Task objective :: Look for "power" in each line of the entries, and return the matching lines.

Data section ::

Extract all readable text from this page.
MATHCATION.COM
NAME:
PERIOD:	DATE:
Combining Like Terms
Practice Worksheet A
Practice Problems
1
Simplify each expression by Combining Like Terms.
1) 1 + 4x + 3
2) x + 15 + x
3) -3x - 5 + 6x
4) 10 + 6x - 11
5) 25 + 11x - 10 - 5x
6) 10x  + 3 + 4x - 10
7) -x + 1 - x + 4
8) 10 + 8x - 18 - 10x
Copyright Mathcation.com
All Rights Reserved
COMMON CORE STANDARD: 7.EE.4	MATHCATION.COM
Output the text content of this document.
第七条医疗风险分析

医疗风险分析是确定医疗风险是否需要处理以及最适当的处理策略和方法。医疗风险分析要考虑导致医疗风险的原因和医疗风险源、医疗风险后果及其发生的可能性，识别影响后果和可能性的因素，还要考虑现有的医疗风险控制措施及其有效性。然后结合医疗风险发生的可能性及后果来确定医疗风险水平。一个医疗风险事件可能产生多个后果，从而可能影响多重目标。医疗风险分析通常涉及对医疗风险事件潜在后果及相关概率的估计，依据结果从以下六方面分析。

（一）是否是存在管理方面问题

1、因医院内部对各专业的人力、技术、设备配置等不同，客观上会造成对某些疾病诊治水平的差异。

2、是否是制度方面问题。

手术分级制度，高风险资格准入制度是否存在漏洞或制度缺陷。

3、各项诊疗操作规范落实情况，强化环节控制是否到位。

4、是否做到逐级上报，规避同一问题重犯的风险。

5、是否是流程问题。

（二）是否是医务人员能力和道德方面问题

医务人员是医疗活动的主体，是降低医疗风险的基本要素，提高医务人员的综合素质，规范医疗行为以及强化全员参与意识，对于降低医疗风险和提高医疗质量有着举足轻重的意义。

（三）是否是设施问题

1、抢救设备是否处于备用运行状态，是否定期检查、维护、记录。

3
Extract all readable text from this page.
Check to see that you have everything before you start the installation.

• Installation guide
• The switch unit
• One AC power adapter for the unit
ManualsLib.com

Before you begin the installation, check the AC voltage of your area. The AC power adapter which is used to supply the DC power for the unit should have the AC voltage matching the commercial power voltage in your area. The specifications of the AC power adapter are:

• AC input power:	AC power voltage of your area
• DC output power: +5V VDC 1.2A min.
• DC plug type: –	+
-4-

Task answer ::
• One AC power adapter for the unit
Before you begin the installation, check the AC voltage of your area. The AC power adapter which is used to supply the DC power for the unit should have the AC voltage matching the commercial power voltage in your area. The specifications of the AC power adapter are:
• AC input power:	AC power voltage of your area
• DC output power: +5V VDC 1.2A min.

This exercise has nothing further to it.